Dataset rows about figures
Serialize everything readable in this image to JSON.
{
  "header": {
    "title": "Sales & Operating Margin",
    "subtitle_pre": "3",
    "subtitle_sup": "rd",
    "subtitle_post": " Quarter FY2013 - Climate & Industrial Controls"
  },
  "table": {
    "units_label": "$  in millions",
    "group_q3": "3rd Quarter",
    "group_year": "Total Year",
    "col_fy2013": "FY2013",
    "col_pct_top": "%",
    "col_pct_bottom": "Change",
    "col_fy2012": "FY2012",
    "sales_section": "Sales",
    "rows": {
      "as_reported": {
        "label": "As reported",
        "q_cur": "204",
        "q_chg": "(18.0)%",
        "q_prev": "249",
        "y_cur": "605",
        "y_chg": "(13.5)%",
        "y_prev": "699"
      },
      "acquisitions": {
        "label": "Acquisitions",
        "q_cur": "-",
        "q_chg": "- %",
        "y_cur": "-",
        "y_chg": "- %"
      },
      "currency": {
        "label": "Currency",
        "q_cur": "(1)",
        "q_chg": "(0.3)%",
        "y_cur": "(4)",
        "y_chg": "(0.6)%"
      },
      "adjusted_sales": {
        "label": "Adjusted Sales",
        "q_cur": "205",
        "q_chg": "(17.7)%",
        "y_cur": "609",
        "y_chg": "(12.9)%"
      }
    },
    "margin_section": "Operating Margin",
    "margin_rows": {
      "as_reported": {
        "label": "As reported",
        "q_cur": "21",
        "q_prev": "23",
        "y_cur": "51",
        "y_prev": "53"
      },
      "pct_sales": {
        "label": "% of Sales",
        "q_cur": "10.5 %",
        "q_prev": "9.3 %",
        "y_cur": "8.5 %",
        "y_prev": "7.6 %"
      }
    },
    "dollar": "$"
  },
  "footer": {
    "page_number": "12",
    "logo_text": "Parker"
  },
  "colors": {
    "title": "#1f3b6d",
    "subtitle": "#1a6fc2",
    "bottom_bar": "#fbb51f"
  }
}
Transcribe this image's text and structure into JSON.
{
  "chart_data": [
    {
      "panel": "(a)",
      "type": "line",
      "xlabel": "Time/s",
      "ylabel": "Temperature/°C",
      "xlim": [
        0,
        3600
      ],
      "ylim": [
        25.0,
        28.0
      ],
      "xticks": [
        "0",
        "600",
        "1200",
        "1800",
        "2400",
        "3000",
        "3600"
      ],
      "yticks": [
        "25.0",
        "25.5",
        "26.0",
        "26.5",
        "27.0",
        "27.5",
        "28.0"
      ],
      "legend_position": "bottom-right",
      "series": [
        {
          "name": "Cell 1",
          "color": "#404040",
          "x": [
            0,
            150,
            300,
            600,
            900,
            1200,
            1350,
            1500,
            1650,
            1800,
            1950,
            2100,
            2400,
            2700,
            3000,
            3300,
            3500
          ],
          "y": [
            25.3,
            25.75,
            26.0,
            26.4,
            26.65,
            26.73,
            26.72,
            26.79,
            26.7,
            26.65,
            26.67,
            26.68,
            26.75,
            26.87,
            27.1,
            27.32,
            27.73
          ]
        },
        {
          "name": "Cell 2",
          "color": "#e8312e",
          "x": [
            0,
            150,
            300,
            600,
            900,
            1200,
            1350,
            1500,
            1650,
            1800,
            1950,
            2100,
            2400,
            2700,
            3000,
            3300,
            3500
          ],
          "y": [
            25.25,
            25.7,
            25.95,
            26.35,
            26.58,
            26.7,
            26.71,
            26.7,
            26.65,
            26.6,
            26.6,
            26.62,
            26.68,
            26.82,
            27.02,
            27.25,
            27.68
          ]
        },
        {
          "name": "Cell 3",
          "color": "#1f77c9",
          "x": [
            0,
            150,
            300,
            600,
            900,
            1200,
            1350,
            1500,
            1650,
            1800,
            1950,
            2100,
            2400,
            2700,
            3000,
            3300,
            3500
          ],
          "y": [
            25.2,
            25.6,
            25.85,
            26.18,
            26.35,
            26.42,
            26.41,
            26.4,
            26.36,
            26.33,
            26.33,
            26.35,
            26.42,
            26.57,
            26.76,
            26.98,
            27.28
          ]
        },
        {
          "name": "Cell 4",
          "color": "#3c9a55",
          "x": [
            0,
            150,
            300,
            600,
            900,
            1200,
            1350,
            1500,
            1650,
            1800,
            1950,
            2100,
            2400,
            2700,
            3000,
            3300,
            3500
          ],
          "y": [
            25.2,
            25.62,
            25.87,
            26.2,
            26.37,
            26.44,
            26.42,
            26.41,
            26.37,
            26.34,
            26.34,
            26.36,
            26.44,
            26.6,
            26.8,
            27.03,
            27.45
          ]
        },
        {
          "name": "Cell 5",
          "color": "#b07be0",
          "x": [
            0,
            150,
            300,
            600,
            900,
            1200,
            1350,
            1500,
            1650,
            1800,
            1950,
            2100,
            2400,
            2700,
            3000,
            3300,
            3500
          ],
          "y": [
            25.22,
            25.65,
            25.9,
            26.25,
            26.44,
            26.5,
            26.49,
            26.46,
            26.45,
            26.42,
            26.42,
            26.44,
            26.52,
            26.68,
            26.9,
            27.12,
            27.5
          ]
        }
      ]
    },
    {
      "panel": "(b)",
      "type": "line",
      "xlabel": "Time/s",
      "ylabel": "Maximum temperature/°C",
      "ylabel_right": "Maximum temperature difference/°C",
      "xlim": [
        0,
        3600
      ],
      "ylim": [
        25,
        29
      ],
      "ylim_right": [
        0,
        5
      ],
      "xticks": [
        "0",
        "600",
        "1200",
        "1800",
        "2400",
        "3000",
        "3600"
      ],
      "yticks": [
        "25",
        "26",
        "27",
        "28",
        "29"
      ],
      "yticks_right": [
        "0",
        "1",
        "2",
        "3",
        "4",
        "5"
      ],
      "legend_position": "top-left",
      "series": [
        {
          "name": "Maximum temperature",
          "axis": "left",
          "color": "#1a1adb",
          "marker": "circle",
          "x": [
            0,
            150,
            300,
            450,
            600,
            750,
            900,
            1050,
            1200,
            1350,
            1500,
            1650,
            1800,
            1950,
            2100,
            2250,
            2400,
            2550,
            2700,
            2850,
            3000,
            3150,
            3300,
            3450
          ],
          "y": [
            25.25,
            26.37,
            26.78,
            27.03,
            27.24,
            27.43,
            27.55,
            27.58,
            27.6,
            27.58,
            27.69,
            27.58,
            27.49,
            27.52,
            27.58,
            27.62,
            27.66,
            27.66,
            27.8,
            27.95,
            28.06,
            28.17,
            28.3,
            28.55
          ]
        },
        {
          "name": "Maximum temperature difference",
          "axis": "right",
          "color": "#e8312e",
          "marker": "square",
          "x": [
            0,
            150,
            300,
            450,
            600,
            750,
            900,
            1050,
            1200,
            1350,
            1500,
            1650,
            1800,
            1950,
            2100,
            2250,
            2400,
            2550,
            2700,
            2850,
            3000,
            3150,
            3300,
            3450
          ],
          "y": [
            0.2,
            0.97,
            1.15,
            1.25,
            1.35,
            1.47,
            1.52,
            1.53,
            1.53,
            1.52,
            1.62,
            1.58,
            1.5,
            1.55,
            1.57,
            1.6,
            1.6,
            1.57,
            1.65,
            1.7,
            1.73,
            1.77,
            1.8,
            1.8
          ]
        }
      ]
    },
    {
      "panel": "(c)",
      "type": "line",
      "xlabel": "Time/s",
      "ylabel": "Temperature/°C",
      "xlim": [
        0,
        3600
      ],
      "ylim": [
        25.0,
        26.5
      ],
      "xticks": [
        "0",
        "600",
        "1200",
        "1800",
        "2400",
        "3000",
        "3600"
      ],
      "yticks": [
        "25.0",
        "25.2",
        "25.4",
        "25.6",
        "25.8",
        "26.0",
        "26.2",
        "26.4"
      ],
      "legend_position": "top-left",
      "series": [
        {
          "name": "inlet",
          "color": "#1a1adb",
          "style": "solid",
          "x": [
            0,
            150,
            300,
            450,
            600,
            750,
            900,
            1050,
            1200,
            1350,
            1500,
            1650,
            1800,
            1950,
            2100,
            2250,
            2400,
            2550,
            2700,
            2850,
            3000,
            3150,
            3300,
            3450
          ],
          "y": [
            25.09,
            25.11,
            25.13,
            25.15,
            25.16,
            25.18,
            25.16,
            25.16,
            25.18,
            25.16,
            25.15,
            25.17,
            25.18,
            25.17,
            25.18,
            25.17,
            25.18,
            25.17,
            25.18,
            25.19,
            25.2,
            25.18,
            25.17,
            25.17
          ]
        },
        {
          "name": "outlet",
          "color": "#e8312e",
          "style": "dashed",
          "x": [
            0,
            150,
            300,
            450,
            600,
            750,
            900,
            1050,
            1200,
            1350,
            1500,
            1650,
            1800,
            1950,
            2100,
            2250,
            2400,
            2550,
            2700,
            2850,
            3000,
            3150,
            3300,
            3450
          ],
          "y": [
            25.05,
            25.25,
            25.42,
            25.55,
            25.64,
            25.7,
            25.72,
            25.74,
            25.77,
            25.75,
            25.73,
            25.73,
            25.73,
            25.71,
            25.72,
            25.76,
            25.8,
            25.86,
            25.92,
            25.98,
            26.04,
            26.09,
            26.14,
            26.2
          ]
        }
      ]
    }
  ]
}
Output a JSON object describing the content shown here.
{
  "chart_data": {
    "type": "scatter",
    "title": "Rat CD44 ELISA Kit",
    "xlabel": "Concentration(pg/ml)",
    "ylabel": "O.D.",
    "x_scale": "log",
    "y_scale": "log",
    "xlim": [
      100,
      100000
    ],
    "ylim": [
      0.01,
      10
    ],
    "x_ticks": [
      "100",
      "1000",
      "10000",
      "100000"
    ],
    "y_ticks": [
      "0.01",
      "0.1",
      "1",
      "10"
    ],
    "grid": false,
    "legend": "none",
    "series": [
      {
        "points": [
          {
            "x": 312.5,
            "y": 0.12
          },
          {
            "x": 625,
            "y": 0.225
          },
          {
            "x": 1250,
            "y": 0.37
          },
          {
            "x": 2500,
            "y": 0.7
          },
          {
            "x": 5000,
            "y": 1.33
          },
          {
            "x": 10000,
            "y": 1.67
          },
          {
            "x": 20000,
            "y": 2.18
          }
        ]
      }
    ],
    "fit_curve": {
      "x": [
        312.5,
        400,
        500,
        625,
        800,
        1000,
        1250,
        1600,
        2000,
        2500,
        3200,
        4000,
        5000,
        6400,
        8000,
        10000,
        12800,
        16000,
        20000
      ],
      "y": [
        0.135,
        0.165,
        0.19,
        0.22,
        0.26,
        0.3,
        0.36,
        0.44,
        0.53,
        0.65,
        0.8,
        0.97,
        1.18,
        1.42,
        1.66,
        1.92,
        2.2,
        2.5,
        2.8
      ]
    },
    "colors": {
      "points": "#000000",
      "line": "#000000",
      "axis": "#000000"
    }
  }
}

Exercise:
Lines holding the word "difference" in the entries above are the ones to pull out. Copy them all.

Problem solution:
      "ylabel_right": "Maximum temperature difference/°C",
          "name": "Maximum temperature difference",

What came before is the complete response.